OBJECTIVE ▸ All entries below are to be set down again, identical to the source.

Stored data ▸
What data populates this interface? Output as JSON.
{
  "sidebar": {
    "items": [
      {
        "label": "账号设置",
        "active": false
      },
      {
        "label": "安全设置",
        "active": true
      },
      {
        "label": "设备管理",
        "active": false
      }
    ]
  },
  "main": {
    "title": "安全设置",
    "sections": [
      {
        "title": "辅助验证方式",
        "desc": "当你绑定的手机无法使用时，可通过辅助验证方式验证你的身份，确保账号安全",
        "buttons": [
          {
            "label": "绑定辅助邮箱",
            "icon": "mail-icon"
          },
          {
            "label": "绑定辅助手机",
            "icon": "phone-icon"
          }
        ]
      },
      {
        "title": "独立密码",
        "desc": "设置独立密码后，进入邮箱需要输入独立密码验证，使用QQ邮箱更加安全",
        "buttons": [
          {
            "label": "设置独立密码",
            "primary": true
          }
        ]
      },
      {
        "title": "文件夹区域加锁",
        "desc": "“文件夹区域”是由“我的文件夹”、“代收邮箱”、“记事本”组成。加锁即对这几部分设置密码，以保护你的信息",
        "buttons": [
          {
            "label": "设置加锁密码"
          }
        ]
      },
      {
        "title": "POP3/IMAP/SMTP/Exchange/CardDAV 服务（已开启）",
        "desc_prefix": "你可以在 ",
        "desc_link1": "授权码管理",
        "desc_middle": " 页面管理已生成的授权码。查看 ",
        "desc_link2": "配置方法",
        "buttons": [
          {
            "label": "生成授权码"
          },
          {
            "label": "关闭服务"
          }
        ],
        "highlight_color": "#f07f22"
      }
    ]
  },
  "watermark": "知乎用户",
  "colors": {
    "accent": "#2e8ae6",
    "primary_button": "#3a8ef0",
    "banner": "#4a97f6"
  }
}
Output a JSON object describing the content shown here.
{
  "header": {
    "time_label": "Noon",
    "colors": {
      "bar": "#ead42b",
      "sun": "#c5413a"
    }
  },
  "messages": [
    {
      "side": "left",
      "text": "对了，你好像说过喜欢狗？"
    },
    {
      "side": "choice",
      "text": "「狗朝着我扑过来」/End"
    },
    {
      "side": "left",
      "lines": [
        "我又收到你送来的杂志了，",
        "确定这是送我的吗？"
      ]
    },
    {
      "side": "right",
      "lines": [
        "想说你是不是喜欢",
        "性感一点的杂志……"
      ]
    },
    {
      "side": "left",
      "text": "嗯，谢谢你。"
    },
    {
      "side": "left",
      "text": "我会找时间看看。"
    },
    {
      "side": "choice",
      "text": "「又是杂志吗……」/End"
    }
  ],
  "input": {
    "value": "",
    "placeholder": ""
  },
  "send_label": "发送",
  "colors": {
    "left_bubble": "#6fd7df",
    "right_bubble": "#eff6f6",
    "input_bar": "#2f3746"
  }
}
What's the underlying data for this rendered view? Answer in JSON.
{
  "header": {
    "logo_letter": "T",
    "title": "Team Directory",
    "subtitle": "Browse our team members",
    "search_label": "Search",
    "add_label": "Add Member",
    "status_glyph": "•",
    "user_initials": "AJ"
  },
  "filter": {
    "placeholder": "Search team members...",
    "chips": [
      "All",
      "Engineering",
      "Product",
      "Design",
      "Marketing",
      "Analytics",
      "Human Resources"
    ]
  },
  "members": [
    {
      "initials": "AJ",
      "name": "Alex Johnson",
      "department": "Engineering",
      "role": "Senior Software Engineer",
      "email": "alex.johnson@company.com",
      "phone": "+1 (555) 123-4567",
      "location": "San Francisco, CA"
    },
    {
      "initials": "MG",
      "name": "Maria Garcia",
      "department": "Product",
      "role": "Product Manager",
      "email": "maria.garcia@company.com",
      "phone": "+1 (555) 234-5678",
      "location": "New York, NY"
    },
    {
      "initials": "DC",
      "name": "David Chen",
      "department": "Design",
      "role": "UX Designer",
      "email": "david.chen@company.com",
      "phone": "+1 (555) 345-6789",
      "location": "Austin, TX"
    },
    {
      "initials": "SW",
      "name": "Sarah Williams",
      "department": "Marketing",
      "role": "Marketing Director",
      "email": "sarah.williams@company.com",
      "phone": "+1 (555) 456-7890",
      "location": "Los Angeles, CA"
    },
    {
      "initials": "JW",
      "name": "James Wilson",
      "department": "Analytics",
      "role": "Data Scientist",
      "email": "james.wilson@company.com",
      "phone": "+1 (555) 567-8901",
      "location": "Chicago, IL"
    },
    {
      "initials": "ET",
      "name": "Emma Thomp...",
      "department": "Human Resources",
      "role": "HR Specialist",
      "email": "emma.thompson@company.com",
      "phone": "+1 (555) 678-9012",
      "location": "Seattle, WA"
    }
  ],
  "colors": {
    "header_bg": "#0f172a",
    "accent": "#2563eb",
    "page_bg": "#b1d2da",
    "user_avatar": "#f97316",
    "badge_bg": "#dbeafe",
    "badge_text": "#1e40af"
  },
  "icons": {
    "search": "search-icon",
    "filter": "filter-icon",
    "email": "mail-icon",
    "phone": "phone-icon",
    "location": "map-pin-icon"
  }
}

EXPECTED ANSWER ▸
What data populates this interface? Output as JSON.
{
  "sidebar": {
    "items": [
      {
        "label": "账号设置",
        "active": false
      },
      {
        "label": "安全设置",
        "active": true
      },
      {
        "label": "设备管理",
        "active": false
      }
    ]
  },
  "main": {
    "title": "安全设置",
    "sections": [
      {
        "title": "辅助验证方式",
        "desc": "当你绑定的手机无法使用时，可通过辅助验证方式验证你的身份，确保账号安全",
        "buttons": [
          {
            "label": "绑定辅助邮箱",
            "icon": "mail-icon"
          },
          {
            "label": "绑定辅助手机",
            "icon": "phone-icon"
          }
        ]
      },
      {
        "title": "独立密码",
        "desc": "设置独立密码后，进入邮箱需要输入独立密码验证，使用QQ邮箱更加安全",
        "buttons": [
          {
            "label": "设置独立密码",
            "primary": true
          }
        ]
      },
      {
        "title": "文件夹区域加锁",
        "desc": "“文件夹区域”是由“我的文件夹”、“代收邮箱”、“记事本”组成。加锁即对这几部分设置密码，以保护你的信息",
        "buttons": [
          {
            "label": "设置加锁密码"
          }
        ]
      },
      {
        "title": "POP3/IMAP/SMTP/Exchange/CardDAV 服务（已开启）",
        "desc_prefix": "你可以在 ",
        "desc_link1": "授权码管理",
        "desc_middle": " 页面管理已生成的授权码。查看 ",
        "desc_link2": "配置方法",
        "buttons": [
          {
            "label": "生成授权码"
          },
          {
            "label": "关闭服务"
          }
        ],
        "highlight_color": "#f07f22"
      }
    ]
  },
  "watermark": "知乎用户",
  "colors": {
    "accent": "#2e8ae6",
    "primary_button": "#3a8ef0",
    "banner": "#4a97f6"
  }
}
Output a JSON object describing the content shown here.
{
  "header": {
    "time_label": "Noon",
    "colors": {
      "bar": "#ead42b",
      "sun": "#c5413a"
    }
  },
  "messages": [
    {
      "side": "left",
      "text": "对了，你好像说过喜欢狗？"
    },
    {
      "side": "choice",
      "text": "「狗朝着我扑过来」/End"
    },
    {
      "side": "left",
      "lines": [
        "我又收到你送来的杂志了，",
        "确定这是送我的吗？"
      ]
    },
    {
      "side": "right",
      "lines": [
        "想说你是不是喜欢",
        "性感一点的杂志……"
      ]
    },
    {
      "side": "left",
      "text": "嗯，谢谢你。"
    },
    {
      "side": "left",
      "text": "我会找时间看看。"
    },
    {
      "side": "choice",
      "text": "「又是杂志吗……」/End"
    }
  ],
  "input": {
    "value": "",
    "placeholder": ""
  },
  "send_label": "发送",
  "colors": {
    "left_bubble": "#6fd7df",
    "right_bubble": "#eff6f6",
    "input_bar": "#2f3746"
  }
}
What's the underlying data for this rendered view? Answer in JSON.
{
  "header": {
    "logo_letter": "T",
    "title": "Team Directory",
    "subtitle": "Browse our team members",
    "search_label": "Search",
    "add_label": "Add Member",
    "status_glyph": "•",
    "user_initials": "AJ"
  },
  "filter": {
    "placeholder": "Search team members...",
    "chips": [
      "All",
      "Engineering",
      "Product",
      "Design",
      "Marketing",
      "Analytics",
      "Human Resources"
    ]
  },
  "members": [
    {
      "initials": "AJ",
      "name": "Alex Johnson",
      "department": "Engineering",
      "role": "Senior Software Engineer",
      "email": "alex.johnson@company.com",
      "phone": "+1 (555) 123-4567",
      "location": "San Francisco, CA"
    },
    {
      "initials": "MG",
      "name": "Maria Garcia",
      "department": "Product",
      "role": "Product Manager",
      "email": "maria.garcia@company.com",
      "phone": "+1 (555) 234-5678",
      "location": "New York, NY"
    },
    {
      "initials": "DC",
      "name": "David Chen",
      "department": "Design",
      "role": "UX Designer",
      "email": "david.chen@company.com",
      "phone": "+1 (555) 345-6789",
      "location": "Austin, TX"
    },
    {
      "initials": "SW",
      "name": "Sarah Williams",
      "department": "Marketing",
      "role": "Marketing Director",
      "email": "sarah.williams@company.com",
      "phone": "+1 (555) 456-7890",
      "location": "Los Angeles, CA"
    },
    {
      "initials": "JW",
      "name": "James Wilson",
      "department": "Analytics",
      "role": "Data Scientist",
      "email": "james.wilson@company.com",
      "phone": "+1 (555) 567-8901",
      "location": "Chicago, IL"
    },
    {
      "initials": "ET",
      "name": "Emma Thomp...",
      "department": "Human Resources",
      "role": "HR Specialist",
      "email": "emma.thompson@company.com",
      "phone": "+1 (555) 678-9012",
      "location": "Seattle, WA"
    }
  ],
  "colors": {
    "header_bg": "#0f172a",
    "accent": "#2563eb",
    "page_bg": "#b1d2da",
    "user_avatar": "#f97316",
    "badge_bg": "#dbeafe",
    "badge_text": "#1e40af"
  },
  "icons": {
    "search": "search-icon",
    "filter": "filter-icon",
    "email": "mail-icon",
    "phone": "phone-icon",
    "location": "map-pin-icon"
  }
}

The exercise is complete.